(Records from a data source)
* START *

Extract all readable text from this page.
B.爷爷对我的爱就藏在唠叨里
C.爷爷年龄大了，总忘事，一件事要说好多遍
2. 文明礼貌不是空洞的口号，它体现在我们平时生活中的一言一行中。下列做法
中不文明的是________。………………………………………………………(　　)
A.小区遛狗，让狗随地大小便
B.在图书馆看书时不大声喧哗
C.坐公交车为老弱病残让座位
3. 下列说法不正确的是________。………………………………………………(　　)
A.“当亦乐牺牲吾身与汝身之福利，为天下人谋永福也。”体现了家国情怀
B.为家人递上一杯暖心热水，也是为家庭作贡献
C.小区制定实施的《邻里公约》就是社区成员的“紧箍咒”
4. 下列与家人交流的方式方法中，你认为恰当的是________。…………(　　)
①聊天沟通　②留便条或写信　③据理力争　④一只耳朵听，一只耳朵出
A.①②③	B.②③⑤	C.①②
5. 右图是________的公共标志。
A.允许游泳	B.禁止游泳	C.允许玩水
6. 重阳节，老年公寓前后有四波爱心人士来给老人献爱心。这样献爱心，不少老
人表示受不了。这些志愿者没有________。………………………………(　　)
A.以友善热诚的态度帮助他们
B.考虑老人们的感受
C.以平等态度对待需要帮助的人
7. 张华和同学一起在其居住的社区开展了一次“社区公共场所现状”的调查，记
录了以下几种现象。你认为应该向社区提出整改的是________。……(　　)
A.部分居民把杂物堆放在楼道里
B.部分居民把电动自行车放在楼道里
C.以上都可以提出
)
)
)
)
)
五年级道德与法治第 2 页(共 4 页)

* END *
* START *

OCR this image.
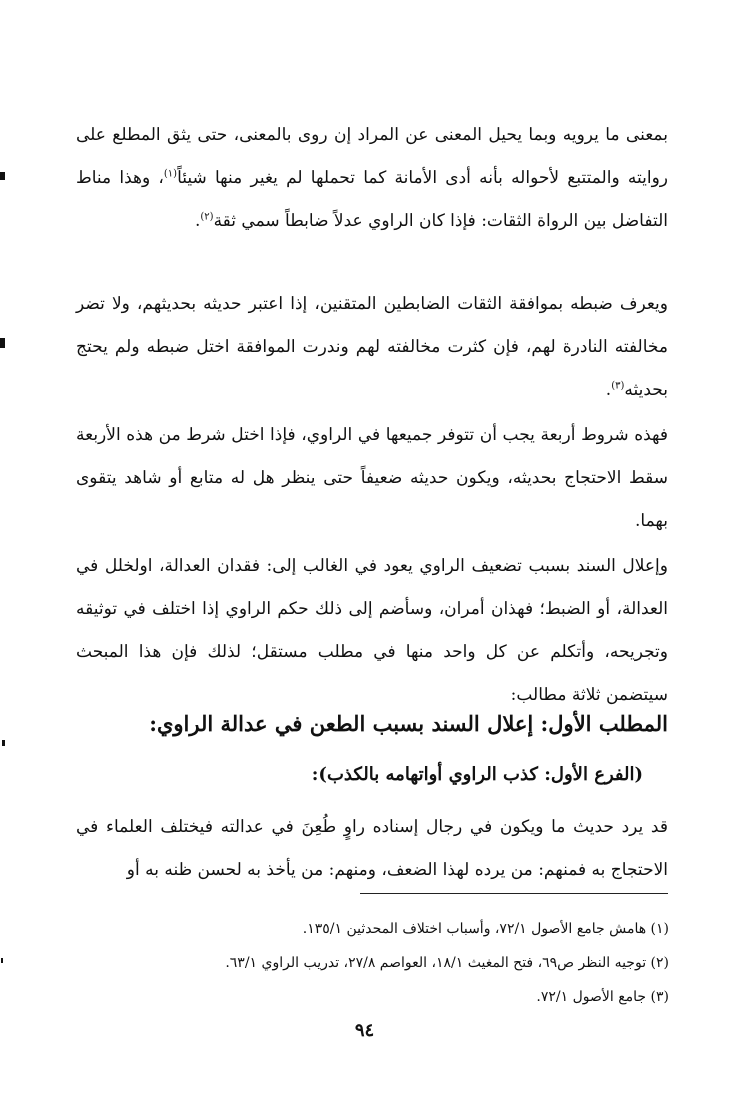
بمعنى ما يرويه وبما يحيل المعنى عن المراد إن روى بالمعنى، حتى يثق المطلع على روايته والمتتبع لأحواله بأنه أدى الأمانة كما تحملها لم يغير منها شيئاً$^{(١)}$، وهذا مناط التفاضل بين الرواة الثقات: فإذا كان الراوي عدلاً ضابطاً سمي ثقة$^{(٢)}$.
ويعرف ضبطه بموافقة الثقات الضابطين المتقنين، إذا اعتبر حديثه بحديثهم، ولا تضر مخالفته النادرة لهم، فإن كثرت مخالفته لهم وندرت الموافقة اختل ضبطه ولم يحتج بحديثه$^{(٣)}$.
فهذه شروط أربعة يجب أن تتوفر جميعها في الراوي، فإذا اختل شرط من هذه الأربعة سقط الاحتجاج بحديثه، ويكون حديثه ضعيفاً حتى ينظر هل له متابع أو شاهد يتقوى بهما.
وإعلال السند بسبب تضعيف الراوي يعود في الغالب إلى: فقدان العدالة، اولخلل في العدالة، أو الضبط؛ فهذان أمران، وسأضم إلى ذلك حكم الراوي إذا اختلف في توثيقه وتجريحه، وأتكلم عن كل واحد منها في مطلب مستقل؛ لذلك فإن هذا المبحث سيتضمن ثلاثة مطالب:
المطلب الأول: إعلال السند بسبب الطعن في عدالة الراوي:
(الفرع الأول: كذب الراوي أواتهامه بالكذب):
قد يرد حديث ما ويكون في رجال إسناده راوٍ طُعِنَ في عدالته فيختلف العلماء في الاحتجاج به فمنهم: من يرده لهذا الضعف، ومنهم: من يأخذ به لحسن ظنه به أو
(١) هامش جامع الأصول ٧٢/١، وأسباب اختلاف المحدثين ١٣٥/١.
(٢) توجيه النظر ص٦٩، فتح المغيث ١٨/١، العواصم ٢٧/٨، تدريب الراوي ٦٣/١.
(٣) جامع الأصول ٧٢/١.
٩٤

* END *

Work out how many lines of the data hold the string "جامع". Reply with that number alone.

2